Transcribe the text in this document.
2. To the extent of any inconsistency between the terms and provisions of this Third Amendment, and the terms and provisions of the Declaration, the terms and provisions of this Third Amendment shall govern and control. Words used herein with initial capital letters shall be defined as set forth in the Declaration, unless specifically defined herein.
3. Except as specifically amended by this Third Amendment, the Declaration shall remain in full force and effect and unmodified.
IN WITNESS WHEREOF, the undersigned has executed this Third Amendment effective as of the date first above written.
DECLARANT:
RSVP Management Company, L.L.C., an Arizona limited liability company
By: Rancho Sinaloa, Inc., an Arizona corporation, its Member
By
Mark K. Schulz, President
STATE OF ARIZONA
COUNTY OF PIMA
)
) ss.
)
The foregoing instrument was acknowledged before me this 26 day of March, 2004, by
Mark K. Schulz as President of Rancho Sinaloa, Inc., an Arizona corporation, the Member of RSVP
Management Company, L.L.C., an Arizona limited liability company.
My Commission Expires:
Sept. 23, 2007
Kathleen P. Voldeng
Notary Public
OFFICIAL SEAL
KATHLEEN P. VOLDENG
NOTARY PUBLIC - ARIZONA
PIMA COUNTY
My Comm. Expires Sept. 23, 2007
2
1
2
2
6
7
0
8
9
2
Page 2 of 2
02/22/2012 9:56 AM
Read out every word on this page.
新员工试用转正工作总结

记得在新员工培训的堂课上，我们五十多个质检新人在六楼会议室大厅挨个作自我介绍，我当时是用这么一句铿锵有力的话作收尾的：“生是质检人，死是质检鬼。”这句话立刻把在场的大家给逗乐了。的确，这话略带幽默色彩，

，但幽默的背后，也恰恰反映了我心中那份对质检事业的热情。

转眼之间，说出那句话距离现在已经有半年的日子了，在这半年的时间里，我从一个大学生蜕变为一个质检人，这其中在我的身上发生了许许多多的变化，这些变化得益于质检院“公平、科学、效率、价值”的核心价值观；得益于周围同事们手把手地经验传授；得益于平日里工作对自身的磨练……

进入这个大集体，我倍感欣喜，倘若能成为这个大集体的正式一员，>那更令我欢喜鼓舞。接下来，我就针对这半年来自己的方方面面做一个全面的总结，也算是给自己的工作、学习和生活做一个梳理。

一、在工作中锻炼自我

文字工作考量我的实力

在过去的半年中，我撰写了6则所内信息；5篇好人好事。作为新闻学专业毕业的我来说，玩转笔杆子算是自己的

-*-

Your objective.
The full set of records should be duplicated exactly.

The solution.
Transcribe the text in this document.
2. To the extent of any inconsistency between the terms and provisions of this Third Amendment, and the terms and provisions of the Declaration, the terms and provisions of this Third Amendment shall govern and control. Words used herein with initial capital letters shall be defined as set forth in the Declaration, unless specifically defined herein.
3. Except as specifically amended by this Third Amendment, the Declaration shall remain in full force and effect and unmodified.
IN WITNESS WHEREOF, the undersigned has executed this Third Amendment effective as of the date first above written.
DECLARANT:
RSVP Management Company, L.L.C., an Arizona limited liability company
By: Rancho Sinaloa, Inc., an Arizona corporation, its Member
By
Mark K. Schulz, President
STATE OF ARIZONA
COUNTY OF PIMA
)
) ss.
)
The foregoing instrument was acknowledged before me this 26 day of March, 2004, by
Mark K. Schulz as President of Rancho Sinaloa, Inc., an Arizona corporation, the Member of RSVP
Management Company, L.L.C., an Arizona limited liability company.
My Commission Expires:
Sept. 23, 2007
Kathleen P. Voldeng
Notary Public
OFFICIAL SEAL
KATHLEEN P. VOLDENG
NOTARY PUBLIC - ARIZONA
PIMA COUNTY
My Comm. Expires Sept. 23, 2007
2
1
2
2
6
7
0
8
9
2
Page 2 of 2
02/22/2012 9:56 AM
Read out every word on this page.
新员工试用转正工作总结

记得在新员工培训的堂课上，我们五十多个质检新人在六楼会议室大厅挨个作自我介绍，我当时是用这么一句铿锵有力的话作收尾的：“生是质检人，死是质检鬼。”这句话立刻把在场的大家给逗乐了。的确，这话略带幽默色彩，

，但幽默的背后，也恰恰反映了我心中那份对质检事业的热情。

转眼之间，说出那句话距离现在已经有半年的日子了，在这半年的时间里，我从一个大学生蜕变为一个质检人，这其中在我的身上发生了许许多多的变化，这些变化得益于质检院“公平、科学、效率、价值”的核心价值观；得益于周围同事们手把手地经验传授；得益于平日里工作对自身的磨练……

进入这个大集体，我倍感欣喜，倘若能成为这个大集体的正式一员，>那更令我欢喜鼓舞。接下来，我就针对这半年来自己的方方面面做一个全面的总结，也算是给自己的工作、学习和生活做一个梳理。

一、在工作中锻炼自我

文字工作考量我的实力

在过去的半年中，我撰写了6则所内信息；5篇好人好事。作为新闻学专业毕业的我来说，玩转笔杆子算是自己的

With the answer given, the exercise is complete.